=== Raw data ===
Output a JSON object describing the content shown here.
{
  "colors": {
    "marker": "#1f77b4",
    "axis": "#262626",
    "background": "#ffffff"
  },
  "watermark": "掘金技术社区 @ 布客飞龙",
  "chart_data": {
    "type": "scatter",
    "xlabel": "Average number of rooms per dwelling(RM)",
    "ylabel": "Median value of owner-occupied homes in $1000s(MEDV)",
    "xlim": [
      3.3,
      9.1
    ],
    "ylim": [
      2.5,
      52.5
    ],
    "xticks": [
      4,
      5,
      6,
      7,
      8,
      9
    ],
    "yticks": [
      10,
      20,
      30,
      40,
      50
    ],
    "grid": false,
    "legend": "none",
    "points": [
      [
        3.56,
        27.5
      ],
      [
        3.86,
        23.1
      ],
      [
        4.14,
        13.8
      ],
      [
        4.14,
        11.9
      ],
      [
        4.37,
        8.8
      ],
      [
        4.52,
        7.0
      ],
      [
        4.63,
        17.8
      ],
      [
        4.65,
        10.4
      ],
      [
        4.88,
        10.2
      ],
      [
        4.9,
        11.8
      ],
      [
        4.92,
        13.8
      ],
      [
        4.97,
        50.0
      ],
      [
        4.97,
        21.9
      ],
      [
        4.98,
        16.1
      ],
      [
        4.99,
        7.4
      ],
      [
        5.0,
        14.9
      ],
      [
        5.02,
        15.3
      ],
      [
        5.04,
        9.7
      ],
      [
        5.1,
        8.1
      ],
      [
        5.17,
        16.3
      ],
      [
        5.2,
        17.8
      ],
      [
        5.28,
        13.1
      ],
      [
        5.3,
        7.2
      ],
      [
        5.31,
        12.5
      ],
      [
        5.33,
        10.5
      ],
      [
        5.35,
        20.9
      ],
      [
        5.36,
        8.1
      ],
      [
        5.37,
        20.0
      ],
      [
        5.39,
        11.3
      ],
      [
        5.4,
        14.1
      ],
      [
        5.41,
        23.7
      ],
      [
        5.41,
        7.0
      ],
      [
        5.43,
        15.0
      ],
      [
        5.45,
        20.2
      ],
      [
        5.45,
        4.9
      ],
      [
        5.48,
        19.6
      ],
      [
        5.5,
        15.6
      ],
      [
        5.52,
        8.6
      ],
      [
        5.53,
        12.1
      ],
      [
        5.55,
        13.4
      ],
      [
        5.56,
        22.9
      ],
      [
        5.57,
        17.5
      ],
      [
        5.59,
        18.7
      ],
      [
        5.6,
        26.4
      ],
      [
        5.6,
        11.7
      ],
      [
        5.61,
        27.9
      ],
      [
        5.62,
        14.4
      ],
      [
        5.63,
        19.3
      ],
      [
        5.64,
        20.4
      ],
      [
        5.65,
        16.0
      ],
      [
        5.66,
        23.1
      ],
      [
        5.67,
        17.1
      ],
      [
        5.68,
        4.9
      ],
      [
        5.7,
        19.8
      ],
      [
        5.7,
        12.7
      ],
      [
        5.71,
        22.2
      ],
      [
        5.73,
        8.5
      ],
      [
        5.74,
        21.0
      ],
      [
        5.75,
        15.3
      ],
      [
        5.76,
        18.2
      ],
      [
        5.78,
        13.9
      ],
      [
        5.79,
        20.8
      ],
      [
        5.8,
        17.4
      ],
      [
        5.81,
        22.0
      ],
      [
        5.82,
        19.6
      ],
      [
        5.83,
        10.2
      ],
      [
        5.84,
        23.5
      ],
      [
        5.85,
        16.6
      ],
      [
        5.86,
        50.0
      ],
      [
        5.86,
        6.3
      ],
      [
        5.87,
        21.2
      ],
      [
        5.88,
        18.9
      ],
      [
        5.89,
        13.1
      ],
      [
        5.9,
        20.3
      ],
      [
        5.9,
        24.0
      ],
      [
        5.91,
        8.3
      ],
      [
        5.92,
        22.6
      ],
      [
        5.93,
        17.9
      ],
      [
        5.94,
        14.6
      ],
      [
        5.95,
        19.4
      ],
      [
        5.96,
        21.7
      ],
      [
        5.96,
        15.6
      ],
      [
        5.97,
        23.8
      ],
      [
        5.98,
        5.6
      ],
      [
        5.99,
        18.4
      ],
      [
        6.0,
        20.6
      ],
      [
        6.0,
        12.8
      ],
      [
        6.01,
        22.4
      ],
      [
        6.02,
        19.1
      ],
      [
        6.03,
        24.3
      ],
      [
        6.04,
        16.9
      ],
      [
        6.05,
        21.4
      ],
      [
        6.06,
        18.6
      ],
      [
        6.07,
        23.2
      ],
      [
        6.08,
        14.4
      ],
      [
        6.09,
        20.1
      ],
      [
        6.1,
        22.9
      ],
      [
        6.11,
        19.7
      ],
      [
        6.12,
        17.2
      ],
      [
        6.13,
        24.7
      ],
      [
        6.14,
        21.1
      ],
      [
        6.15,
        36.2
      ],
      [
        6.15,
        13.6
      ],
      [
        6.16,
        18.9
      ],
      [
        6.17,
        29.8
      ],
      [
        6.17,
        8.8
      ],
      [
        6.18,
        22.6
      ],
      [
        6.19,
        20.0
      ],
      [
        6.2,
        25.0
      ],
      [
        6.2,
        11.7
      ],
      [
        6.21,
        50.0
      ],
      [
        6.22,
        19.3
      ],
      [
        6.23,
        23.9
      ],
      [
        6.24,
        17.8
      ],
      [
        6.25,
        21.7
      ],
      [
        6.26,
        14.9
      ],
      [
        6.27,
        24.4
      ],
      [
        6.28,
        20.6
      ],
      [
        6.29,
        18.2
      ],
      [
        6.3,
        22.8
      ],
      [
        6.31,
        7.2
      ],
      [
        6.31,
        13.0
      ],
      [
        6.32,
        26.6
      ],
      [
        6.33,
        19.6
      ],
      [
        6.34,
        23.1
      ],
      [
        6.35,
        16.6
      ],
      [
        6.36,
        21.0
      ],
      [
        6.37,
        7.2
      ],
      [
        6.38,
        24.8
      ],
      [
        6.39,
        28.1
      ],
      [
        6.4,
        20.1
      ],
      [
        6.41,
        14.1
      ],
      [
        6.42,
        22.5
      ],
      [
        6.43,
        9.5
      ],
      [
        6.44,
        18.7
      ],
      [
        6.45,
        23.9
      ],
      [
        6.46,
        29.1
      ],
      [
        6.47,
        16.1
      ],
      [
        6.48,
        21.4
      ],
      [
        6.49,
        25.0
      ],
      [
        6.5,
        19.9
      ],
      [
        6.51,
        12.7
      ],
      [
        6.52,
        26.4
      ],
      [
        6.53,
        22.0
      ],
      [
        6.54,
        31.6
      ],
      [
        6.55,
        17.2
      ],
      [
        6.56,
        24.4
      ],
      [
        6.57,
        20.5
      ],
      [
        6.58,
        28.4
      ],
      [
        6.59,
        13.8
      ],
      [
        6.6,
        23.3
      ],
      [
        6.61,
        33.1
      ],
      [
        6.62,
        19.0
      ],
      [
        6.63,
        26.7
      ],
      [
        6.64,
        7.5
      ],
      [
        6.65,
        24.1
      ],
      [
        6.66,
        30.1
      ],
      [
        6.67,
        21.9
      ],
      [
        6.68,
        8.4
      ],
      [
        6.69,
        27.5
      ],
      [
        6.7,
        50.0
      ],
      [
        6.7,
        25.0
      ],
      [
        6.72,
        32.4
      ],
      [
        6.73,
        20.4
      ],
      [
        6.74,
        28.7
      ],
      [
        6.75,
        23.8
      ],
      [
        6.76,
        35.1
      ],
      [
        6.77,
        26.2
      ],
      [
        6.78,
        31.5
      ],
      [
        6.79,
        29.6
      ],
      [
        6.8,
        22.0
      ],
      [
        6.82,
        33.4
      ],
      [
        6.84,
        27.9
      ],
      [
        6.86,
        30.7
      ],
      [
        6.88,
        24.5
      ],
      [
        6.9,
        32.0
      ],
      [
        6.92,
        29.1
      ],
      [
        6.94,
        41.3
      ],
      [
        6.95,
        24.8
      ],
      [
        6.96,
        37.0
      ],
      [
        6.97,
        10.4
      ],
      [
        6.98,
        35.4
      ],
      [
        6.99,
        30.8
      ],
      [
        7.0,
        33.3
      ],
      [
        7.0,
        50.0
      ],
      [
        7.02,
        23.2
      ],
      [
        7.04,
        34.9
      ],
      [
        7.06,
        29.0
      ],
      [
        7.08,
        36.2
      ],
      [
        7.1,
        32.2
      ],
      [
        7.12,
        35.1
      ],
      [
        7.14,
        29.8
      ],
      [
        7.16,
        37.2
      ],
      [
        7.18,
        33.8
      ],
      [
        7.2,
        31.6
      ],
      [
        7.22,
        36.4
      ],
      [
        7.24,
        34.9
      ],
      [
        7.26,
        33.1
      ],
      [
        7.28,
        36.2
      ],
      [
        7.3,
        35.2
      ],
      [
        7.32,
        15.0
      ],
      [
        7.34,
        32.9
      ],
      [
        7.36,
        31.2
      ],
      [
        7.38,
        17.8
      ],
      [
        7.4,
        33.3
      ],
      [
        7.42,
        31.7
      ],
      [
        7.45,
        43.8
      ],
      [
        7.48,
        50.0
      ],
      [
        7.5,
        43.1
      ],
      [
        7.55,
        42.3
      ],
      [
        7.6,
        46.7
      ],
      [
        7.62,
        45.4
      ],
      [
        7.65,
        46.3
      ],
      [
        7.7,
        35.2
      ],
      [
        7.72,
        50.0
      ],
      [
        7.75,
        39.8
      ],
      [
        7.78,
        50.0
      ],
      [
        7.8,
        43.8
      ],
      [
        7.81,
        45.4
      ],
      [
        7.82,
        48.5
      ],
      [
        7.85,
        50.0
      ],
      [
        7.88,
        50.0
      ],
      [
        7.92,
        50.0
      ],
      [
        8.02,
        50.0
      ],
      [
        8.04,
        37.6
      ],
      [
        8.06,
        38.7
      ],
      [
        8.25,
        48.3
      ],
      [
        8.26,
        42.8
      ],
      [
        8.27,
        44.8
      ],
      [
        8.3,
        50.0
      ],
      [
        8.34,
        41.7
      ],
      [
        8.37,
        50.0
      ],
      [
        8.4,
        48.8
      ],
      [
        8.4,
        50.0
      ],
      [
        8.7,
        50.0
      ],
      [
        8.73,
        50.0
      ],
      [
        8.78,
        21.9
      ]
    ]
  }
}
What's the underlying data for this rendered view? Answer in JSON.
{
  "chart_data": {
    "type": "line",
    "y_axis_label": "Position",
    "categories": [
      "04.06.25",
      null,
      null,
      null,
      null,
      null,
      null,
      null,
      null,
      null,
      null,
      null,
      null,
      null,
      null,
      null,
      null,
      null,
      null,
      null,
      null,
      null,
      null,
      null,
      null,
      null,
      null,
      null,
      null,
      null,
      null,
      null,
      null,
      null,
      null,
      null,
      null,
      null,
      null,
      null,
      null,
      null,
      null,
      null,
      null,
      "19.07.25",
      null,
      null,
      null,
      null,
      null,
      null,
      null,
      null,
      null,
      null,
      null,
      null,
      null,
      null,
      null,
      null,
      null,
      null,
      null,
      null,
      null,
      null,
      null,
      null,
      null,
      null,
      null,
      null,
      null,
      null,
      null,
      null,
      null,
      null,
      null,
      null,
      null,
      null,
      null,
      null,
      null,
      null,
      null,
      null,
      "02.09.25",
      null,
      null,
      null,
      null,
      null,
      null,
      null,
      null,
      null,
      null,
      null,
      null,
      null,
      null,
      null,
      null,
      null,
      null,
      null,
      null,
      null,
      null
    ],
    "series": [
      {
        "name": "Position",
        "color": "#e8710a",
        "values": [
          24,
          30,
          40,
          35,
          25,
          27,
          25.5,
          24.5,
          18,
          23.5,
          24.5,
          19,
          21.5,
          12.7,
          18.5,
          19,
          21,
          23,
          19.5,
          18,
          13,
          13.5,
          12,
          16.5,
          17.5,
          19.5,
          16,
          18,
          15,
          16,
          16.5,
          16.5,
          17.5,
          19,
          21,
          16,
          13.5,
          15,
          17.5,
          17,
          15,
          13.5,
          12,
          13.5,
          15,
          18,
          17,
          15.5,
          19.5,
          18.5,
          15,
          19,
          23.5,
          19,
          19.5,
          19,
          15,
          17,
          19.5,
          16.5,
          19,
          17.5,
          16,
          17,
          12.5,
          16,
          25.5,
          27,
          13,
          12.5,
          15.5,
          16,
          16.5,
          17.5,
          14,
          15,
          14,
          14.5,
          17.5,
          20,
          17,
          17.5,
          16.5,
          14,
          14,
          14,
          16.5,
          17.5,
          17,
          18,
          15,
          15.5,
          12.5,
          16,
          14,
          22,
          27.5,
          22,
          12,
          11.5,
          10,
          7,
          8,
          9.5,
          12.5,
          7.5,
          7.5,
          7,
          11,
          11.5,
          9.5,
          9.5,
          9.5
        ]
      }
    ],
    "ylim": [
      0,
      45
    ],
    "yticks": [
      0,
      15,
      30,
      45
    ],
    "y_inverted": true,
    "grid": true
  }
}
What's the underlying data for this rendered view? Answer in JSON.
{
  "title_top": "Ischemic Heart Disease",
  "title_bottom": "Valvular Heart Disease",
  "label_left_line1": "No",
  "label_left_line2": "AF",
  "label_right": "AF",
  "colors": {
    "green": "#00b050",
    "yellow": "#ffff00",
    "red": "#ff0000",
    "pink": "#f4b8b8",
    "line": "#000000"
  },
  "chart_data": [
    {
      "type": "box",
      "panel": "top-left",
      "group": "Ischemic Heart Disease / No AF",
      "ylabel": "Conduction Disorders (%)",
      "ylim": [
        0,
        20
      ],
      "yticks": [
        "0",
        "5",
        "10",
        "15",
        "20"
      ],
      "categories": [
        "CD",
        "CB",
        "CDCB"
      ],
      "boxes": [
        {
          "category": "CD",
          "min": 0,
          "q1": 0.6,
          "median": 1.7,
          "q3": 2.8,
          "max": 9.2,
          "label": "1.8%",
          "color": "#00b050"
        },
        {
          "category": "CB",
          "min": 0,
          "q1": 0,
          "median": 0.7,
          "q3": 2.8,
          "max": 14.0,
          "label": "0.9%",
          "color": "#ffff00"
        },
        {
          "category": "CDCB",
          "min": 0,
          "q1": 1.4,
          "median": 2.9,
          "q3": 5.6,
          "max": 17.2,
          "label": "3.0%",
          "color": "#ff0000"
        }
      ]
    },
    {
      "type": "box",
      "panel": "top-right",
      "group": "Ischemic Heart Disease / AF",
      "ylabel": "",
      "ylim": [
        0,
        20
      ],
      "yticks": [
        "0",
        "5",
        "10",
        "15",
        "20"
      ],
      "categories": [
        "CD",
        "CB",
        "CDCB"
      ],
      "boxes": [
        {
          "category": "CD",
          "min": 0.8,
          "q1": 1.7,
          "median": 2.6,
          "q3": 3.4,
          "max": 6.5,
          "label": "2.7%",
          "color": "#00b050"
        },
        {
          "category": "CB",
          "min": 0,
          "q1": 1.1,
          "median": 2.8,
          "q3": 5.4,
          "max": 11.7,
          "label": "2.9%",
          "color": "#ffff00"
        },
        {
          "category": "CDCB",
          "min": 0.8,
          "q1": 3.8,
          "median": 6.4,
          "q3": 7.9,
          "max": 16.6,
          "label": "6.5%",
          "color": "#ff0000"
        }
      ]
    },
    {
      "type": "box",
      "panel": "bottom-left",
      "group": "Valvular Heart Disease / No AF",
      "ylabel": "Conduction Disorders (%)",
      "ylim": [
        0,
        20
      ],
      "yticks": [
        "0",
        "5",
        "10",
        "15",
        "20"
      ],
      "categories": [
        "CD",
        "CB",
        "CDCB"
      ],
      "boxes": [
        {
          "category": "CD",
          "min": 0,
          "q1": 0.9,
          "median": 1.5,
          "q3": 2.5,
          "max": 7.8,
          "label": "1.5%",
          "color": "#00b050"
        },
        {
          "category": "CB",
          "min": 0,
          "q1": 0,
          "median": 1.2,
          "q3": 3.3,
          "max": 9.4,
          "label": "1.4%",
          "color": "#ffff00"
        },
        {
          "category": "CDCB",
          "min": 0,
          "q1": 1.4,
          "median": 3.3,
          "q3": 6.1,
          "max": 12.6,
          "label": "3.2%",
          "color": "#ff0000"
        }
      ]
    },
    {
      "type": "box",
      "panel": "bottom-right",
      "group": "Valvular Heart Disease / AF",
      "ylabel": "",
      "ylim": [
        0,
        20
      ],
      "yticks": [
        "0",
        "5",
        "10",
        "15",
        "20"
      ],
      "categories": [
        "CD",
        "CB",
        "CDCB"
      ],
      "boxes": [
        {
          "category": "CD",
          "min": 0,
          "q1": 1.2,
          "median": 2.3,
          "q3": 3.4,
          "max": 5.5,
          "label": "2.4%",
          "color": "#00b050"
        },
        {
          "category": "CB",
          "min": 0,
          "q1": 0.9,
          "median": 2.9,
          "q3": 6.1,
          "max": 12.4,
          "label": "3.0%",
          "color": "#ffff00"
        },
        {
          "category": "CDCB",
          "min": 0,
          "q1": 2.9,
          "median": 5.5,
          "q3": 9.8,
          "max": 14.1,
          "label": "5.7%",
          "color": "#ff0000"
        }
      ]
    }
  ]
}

=== Problem requirements ===
How many lines in the records above contain the word "Disease"? Reply with the number and nothing more.

=== Output for this task ===
6